SELECTED PASSAGE
----------

Here we explore further the empirical variable selection method demonstrated on the real data example in Section 3.4, and compare the average feature contributions within the LocalGLMnet to another popular model interpretability technique, the partial dependence plot (PDP) of Friedman (Citation2001).

B.1. Variability of variable selection method

To determine the potential variability in variable selection induced by the sampling and fitting error of the ‘RandU’ and ‘RandN’ variables, the model fitting described in Section 3.4 was repeated 100 times using exactly the same data splits and random seed for the model training, and varying only these variables by drawing new samples from these same distributions. Moreover, in a different set of 100 runs, we also replaced these variables with permuted copies of the Bonus-Malus and Vehicle Age variables. The average value of the standard deviations of the regression attentions relating to each of these variables (i.e. the average value of sˆ) that is used to estimate the confidence intervals (Equation16) and the standard deviation of these are shown in Table . Over 100 runs, the average magnitude of sˆ varies somewhat depending on the distributional assumption underlying the control variables and, on the other hand, the standard deviations of these are roughly constant, showing little dependence on the distributional assumptions. Since there is some sampling variability in deriving the confidence bands (Equation16), as it is usually the case in statistics on finite samples, these confidence bands should be treated as indicative of the ‘true’ values, and when performing variable selection, those variables that produce regression attention values that are close in magnitude to the confidence bands should be investigated further, as is done in Section 3.4. On the other hand, adding more variables to the LocalGLMnet, for example, several permuted variables as well as randomly sampled variables, would likely increase the potential for over fitting, thus, we prefer to rely on ‘RandU’ and ‘RandN’ in the real data example.

Table B1. Sample averages and standard deviations of sˆ over 100 different training runs.

----------

RECORDS SHOWN
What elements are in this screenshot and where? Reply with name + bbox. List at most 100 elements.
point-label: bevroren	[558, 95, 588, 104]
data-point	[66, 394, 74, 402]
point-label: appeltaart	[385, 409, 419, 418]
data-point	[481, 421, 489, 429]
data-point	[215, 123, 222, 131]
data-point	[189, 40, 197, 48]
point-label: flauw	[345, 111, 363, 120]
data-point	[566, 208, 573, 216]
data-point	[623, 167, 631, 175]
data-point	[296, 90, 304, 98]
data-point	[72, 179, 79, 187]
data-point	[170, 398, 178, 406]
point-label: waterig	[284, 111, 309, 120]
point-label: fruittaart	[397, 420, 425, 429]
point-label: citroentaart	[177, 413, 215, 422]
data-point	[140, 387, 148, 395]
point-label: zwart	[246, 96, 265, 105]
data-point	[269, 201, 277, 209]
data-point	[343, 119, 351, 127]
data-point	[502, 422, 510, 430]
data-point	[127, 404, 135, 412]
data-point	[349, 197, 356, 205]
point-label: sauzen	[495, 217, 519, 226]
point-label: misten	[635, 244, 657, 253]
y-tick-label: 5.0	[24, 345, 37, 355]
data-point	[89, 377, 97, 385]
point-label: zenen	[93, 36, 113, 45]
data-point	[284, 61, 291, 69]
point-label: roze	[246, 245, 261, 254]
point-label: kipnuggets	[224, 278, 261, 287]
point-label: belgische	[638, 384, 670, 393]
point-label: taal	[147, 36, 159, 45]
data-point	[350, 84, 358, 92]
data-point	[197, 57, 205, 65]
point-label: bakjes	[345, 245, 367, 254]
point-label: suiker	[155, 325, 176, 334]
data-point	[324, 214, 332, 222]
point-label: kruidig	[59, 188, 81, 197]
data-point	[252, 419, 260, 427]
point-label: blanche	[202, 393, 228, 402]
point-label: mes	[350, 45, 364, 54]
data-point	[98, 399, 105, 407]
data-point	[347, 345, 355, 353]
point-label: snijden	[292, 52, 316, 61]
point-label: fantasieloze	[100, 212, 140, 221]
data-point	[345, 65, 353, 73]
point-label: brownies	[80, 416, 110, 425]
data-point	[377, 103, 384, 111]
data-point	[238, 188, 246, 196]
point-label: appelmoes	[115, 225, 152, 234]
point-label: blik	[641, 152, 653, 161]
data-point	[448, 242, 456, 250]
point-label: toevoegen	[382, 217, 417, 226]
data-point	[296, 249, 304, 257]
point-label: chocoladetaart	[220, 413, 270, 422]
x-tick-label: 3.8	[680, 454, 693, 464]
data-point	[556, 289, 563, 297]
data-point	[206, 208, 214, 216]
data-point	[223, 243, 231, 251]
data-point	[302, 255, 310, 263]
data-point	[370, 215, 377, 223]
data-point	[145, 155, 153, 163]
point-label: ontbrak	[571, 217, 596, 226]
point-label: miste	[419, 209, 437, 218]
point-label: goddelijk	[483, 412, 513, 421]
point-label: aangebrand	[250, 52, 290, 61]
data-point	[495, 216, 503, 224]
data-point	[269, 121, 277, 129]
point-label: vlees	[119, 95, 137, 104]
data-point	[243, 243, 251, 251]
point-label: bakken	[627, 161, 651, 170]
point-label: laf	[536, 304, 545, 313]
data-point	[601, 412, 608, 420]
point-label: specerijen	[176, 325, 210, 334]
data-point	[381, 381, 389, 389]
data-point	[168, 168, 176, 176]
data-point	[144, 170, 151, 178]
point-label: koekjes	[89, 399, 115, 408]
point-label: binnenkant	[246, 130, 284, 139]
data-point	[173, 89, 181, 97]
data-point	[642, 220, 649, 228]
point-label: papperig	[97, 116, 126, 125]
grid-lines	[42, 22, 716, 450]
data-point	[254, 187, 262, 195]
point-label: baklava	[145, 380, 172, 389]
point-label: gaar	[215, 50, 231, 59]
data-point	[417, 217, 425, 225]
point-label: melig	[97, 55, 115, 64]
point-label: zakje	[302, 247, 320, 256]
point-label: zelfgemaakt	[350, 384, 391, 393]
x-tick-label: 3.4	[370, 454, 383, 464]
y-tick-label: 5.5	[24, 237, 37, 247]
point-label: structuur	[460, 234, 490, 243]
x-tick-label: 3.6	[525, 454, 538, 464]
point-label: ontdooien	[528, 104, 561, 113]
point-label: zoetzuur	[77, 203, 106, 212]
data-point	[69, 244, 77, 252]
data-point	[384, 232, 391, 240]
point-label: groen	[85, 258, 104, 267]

----------

PROBLEM TO SOLVE
Transcribe the part of the LocalGLMnet passage that opens with the words containing "Here we explore" and closes with "(PDP) of Friedman (Citation2001).". The data comes from a separate source and has no connection to the text.

WRITTEN RESPONSE
Here we explore further the empirical variable selection method demonstrated on the real data example in Section 3.4, and compare the average feature contributions within the LocalGLMnet to another popular model interpretability technique, the partial dependence plot (PDP) of Friedman (Citation2001).